→ Written task:
Would you pull out every line of the material that contains the string "Road"?
## begin Records supplied
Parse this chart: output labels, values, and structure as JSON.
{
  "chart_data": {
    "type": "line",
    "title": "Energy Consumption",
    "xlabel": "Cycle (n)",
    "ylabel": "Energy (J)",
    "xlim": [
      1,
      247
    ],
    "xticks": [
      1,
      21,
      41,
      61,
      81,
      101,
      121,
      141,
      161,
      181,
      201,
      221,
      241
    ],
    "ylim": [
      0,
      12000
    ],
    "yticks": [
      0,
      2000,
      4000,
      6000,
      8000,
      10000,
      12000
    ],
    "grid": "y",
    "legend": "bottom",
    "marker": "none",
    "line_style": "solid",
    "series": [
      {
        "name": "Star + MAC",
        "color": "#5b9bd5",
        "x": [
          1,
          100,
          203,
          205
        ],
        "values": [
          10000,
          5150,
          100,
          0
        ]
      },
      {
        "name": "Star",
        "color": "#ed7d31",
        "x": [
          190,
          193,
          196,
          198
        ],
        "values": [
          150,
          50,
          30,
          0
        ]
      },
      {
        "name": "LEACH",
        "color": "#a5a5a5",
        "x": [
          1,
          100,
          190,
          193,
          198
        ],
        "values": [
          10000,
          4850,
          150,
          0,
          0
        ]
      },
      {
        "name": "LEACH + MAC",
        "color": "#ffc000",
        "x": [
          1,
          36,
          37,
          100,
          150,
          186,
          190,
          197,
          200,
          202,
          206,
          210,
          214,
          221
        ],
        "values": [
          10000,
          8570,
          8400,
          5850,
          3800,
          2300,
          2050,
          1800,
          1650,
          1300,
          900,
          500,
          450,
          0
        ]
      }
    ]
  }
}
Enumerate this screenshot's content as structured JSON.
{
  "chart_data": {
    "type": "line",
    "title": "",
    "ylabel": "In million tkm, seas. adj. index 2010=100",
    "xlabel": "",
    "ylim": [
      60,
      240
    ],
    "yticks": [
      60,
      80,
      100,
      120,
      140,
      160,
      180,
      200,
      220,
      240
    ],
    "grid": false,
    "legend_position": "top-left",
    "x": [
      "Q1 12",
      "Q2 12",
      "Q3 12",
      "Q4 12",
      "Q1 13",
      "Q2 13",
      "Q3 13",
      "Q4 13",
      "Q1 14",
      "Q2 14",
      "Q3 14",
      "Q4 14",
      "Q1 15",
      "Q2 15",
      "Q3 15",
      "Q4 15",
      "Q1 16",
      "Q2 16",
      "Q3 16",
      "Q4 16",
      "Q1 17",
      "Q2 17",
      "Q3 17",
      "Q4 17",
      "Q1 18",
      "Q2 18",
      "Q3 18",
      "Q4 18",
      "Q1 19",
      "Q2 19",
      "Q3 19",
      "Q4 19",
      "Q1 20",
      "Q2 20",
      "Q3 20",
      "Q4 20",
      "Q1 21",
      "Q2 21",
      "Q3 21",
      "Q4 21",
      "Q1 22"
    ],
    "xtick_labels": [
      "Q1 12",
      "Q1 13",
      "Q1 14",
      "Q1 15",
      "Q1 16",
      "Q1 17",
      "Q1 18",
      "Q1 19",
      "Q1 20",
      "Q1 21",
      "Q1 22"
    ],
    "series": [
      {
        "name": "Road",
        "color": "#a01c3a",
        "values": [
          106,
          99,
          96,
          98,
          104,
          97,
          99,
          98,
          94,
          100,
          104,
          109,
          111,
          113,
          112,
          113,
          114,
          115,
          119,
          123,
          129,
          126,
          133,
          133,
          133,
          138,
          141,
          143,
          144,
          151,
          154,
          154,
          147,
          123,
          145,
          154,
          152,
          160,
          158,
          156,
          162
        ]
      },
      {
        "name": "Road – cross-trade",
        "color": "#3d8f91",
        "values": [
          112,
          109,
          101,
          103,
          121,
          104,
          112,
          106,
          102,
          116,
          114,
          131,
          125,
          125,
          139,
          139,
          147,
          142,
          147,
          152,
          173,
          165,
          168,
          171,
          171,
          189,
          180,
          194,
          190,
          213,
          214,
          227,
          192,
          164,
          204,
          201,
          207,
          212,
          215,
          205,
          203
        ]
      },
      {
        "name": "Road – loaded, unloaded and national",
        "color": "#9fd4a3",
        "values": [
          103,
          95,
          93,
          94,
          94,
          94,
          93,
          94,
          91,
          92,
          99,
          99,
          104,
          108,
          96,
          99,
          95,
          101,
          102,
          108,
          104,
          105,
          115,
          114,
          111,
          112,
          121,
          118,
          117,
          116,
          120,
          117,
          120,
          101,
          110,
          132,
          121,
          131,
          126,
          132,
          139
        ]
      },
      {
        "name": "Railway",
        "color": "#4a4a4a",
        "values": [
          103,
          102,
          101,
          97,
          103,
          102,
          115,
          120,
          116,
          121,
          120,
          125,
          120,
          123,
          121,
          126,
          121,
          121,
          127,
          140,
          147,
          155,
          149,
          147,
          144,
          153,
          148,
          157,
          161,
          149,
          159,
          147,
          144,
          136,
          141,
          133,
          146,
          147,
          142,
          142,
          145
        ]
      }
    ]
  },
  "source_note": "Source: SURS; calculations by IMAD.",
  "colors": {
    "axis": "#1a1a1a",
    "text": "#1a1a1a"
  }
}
## end Records supplied
→ Problem solution:
        "name": "Road",
        "name": "Road – cross-trade",
        "name": "Road – loaded, unloaded and national",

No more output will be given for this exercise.